◆ Supplied data
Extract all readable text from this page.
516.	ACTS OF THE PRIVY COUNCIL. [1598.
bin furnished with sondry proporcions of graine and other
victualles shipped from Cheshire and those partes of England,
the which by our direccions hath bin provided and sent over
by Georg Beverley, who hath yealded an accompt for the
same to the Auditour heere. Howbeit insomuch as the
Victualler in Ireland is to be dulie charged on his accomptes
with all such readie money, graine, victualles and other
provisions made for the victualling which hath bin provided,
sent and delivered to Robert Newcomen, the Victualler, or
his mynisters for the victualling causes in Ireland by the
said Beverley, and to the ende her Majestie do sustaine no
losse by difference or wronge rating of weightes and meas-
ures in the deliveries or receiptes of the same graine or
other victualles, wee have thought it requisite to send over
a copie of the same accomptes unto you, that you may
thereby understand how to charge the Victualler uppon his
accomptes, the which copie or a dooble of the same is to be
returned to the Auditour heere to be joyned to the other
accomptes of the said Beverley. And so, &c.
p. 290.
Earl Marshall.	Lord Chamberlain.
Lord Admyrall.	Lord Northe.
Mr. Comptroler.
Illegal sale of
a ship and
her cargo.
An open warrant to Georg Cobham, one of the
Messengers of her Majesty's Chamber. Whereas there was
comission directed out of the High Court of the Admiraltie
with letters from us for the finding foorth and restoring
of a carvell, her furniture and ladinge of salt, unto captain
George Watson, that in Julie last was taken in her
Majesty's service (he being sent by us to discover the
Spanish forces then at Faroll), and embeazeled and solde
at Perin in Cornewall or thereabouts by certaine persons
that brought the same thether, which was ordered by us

◆ Exercise prompt
Going over the lines above, work out how many include "with", then give only that number.

◆ Answer to the problem
3